▶ [TASK GOAL]: Using the listing below, copy every line that mentions "ffffff".

▶ [SUPPLIED RECORDS]:
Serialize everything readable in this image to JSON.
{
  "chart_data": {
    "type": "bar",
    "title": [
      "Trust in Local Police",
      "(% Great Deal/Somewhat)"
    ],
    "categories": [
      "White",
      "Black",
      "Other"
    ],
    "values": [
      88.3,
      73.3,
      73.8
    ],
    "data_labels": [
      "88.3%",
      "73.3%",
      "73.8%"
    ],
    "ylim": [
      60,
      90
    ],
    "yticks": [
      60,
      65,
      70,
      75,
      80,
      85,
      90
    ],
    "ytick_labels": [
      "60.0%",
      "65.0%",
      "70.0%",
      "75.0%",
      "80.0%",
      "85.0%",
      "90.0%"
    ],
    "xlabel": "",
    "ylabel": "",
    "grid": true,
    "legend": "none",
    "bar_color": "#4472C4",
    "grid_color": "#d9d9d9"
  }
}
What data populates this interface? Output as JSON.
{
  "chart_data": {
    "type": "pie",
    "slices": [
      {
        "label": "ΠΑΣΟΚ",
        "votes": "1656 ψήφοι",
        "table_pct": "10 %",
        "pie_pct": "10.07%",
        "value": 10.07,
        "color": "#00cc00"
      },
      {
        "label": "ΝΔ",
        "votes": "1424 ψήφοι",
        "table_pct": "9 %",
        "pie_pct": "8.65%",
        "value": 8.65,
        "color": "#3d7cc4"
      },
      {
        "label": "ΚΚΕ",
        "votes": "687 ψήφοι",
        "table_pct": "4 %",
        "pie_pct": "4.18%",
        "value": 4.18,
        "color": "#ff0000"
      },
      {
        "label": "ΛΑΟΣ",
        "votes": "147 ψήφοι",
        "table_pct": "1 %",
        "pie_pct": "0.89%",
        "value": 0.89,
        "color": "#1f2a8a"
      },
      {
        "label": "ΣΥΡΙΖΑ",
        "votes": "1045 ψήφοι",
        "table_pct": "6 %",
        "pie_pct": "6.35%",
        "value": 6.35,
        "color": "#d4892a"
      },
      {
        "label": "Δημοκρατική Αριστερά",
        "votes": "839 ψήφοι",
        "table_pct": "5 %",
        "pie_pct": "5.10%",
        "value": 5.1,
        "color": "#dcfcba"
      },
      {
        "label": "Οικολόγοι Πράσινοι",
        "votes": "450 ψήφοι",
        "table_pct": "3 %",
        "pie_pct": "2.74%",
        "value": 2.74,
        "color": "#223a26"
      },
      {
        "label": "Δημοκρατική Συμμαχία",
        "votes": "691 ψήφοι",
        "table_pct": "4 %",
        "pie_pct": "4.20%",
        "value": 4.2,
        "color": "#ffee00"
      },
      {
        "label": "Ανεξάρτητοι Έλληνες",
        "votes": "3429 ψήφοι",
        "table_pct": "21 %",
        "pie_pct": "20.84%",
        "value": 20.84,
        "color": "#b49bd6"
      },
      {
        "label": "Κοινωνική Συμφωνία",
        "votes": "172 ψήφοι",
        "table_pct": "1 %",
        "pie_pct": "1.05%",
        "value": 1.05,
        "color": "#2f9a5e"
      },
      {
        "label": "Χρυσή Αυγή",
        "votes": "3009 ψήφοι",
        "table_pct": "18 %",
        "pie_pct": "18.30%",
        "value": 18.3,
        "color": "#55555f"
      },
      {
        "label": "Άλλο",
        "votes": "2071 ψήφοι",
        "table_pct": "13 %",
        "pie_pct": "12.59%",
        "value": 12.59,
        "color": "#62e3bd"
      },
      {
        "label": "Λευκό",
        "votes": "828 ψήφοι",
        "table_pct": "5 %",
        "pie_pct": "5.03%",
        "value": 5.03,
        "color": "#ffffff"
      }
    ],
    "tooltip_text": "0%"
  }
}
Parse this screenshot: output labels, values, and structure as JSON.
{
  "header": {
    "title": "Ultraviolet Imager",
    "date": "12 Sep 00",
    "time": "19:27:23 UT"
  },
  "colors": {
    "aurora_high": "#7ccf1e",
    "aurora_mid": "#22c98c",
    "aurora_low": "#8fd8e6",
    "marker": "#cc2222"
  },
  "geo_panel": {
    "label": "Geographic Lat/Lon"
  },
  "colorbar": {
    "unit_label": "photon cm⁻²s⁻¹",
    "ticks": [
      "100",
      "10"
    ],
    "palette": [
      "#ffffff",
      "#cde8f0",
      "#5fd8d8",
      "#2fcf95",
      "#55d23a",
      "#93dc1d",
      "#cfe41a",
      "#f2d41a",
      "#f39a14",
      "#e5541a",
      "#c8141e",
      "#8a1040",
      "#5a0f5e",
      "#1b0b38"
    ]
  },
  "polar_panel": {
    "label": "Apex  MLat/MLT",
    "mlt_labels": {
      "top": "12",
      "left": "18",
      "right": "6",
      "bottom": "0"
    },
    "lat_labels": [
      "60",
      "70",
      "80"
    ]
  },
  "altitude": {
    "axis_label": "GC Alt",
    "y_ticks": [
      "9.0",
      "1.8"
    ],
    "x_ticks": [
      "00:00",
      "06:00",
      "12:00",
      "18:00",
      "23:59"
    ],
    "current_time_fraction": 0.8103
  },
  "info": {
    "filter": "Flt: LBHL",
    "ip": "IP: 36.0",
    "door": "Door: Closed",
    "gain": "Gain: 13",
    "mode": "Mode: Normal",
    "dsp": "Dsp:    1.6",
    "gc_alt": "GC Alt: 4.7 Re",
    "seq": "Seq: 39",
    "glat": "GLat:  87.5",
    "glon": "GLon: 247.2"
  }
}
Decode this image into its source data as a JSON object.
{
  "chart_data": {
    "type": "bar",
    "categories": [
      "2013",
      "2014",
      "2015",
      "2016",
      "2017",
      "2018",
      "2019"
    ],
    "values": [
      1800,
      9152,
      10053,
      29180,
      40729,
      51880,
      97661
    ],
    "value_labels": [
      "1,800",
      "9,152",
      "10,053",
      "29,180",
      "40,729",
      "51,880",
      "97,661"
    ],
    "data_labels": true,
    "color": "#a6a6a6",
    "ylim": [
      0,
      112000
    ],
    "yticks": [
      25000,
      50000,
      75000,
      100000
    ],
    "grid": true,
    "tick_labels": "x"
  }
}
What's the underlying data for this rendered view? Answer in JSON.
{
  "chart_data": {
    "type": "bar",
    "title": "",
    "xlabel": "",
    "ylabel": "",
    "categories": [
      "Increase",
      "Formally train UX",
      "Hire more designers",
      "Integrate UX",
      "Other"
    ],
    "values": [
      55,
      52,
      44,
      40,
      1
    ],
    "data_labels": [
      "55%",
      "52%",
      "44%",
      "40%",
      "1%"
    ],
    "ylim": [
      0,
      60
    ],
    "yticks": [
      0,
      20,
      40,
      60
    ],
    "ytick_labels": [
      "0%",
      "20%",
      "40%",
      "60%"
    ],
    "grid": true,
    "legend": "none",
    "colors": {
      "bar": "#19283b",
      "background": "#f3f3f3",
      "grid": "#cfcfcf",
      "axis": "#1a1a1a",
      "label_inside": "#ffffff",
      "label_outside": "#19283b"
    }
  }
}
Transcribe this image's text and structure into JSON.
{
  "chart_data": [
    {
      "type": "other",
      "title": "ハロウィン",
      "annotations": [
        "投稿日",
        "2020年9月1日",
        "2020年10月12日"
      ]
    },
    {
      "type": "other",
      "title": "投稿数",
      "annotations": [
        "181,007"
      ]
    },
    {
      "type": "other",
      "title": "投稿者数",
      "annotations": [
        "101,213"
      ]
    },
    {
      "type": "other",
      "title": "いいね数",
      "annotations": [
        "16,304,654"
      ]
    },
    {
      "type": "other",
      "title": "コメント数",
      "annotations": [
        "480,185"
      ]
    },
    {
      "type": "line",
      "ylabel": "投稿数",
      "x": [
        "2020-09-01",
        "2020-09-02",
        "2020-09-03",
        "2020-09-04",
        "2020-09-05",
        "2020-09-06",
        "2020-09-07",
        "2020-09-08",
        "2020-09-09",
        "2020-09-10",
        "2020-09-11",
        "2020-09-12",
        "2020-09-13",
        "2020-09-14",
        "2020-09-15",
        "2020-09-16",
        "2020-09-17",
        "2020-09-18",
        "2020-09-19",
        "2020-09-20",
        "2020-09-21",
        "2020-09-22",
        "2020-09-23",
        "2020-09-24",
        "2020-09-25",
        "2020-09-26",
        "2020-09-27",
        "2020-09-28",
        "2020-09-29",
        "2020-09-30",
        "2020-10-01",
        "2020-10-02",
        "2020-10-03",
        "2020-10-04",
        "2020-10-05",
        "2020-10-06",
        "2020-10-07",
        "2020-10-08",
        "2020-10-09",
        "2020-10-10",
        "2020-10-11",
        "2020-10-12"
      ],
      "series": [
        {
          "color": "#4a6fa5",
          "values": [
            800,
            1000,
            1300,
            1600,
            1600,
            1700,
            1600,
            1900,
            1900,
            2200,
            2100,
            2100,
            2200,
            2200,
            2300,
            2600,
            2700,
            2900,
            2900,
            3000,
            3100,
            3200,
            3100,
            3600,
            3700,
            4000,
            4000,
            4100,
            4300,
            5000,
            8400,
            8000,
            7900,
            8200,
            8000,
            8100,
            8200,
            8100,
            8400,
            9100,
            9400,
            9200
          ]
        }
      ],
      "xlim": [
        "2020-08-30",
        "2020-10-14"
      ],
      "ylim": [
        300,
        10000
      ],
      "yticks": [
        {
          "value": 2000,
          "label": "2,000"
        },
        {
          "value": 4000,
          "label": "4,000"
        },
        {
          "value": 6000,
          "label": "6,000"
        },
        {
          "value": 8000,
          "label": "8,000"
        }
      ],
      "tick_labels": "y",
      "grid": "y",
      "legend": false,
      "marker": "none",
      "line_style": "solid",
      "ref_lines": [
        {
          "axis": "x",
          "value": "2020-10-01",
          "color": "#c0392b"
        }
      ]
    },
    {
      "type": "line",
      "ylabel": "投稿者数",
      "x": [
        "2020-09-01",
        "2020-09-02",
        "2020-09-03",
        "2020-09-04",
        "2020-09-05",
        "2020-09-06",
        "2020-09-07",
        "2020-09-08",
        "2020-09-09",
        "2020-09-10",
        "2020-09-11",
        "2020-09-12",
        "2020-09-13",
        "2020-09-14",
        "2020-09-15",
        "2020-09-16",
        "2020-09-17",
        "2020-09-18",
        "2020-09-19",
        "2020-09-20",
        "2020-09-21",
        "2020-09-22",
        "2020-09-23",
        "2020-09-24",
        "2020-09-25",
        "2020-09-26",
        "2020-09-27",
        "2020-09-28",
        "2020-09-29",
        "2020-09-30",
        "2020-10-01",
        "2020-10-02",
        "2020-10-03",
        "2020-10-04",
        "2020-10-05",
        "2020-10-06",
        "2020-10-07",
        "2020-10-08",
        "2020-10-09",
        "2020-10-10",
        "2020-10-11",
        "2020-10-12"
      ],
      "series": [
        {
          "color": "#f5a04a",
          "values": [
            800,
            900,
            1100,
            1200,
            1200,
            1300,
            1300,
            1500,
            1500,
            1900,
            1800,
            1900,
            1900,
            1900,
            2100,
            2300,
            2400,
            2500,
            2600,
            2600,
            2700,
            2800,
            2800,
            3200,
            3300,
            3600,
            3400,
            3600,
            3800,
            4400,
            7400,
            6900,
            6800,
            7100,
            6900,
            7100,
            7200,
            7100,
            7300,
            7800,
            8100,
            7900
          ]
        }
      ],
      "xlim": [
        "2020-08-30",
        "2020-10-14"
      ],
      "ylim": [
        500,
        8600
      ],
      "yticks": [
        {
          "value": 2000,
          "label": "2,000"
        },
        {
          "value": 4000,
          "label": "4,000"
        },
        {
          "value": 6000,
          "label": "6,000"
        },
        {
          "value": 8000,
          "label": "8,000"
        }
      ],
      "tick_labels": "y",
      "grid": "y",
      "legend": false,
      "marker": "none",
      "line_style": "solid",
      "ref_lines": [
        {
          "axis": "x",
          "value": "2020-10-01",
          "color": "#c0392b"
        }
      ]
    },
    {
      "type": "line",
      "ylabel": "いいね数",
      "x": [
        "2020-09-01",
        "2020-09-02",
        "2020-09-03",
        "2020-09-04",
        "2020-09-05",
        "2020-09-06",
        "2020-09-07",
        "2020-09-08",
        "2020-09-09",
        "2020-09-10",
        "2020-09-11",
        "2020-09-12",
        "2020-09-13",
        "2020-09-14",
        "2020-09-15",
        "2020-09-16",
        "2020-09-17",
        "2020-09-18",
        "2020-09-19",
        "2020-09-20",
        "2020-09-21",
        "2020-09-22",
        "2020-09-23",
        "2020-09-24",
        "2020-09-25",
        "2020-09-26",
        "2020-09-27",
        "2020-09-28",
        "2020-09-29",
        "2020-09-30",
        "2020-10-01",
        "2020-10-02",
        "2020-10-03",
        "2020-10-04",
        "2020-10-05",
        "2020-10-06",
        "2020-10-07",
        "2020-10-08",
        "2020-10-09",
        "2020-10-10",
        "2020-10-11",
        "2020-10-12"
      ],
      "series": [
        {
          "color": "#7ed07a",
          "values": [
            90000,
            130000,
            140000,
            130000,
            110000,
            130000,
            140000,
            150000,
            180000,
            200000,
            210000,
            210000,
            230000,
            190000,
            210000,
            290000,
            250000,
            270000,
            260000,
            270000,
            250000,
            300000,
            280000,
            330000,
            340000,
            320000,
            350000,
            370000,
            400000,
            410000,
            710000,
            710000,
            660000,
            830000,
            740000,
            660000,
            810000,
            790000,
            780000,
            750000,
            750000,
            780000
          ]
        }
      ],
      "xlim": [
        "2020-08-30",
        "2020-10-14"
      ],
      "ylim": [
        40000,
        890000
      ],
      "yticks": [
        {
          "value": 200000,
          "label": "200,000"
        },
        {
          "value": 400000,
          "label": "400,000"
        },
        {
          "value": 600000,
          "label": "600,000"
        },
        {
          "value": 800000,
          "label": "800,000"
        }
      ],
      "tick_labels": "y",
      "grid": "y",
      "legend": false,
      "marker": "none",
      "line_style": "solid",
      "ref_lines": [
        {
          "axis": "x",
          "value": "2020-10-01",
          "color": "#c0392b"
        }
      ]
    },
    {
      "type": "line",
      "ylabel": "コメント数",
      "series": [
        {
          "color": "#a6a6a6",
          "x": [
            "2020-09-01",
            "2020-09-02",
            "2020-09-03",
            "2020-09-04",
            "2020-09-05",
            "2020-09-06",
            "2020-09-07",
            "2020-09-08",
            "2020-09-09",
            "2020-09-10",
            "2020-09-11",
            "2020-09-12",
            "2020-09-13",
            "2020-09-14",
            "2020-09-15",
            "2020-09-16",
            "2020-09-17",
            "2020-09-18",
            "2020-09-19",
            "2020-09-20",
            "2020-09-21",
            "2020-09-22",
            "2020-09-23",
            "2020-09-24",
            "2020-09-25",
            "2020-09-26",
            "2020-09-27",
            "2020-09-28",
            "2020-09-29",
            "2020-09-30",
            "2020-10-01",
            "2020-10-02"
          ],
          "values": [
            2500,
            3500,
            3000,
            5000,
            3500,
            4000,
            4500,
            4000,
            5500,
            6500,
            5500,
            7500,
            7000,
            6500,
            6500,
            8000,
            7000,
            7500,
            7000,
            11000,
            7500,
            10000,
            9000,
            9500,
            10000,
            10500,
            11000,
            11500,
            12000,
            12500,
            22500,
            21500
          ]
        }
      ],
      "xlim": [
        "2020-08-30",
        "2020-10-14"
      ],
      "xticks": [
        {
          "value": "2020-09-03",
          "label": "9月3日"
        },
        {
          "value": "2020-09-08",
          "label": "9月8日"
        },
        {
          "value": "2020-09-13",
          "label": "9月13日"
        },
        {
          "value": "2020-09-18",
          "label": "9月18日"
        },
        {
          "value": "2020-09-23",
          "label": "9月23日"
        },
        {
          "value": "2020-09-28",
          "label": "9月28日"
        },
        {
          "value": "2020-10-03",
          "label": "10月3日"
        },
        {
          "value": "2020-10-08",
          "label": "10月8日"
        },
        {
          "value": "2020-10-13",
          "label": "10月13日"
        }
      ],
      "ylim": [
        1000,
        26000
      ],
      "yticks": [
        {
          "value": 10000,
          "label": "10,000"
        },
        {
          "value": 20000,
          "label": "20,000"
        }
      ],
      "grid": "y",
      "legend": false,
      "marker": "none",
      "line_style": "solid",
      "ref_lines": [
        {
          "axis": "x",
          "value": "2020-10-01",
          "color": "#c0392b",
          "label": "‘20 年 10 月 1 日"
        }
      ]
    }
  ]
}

▶ [RESULT OF THIS TASK]:
        "color": "#ffffff"
      "#ffffff",
      "label_inside": "#ffffff",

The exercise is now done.